> TASK BRIEF
Reproduce the entire listing word for word.

-- INPUT RECORDS start --

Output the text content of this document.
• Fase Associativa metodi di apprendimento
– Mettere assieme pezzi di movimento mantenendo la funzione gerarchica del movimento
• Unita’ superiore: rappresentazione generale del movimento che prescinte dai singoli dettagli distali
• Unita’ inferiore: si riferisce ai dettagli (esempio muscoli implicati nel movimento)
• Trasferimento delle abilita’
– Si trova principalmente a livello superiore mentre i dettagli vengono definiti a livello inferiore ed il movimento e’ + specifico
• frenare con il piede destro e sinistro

-- INPUT RECORDS end --

> CORRECT ANSWER
Output the text content of this document.
• Fase Associativa metodi di apprendimento
– Mettere assieme pezzi di movimento mantenendo la funzione gerarchica del movimento
• Unita’ superiore: rappresentazione generale del movimento che prescinte dai singoli dettagli distali
• Unita’ inferiore: si riferisce ai dettagli (esempio muscoli implicati nel movimento)
• Trasferimento delle abilita’
– Si trova principalmente a livello superiore mentre i dettagli vengono definiti a livello inferiore ed il movimento e’ + specifico
• frenare con il piede destro e sinistro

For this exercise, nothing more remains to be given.